+++ LISTED ENTRIES +++

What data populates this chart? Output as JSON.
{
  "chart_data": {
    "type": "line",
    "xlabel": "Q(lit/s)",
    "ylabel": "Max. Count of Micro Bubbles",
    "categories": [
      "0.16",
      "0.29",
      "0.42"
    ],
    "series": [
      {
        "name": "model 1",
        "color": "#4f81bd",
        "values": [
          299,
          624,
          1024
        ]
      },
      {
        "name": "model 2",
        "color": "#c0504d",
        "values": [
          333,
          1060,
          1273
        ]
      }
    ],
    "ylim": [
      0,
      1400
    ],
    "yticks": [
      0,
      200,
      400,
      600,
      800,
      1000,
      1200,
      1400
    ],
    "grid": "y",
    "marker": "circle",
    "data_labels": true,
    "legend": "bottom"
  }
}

+++

Reproduce each record exactly as it appears.

What data populates this chart? Output as JSON.
{
  "chart_data": {
    "type": "line",
    "xlabel": "Q(lit/s)",
    "ylabel": "Max. Count of Micro Bubbles",
    "categories": [
      "0.16",
      "0.29",
      "0.42"
    ],
    "series": [
      {
        "name": "model 1",
        "color": "#4f81bd",
        "values": [
          299,
          624,
          1024
        ]
      },
      {
        "name": "model 2",
        "color": "#c0504d",
        "values": [
          333,
          1060,
          1273
        ]
      }
    ],
    "ylim": [
      0,
      1400
    ],
    "yticks": [
      0,
      200,
      400,
      600,
      800,
      1000,
      1200,
      1400
    ],
    "grid": "y",
    "marker": "circle",
    "data_labels": true,
    "legend": "bottom"
  }
}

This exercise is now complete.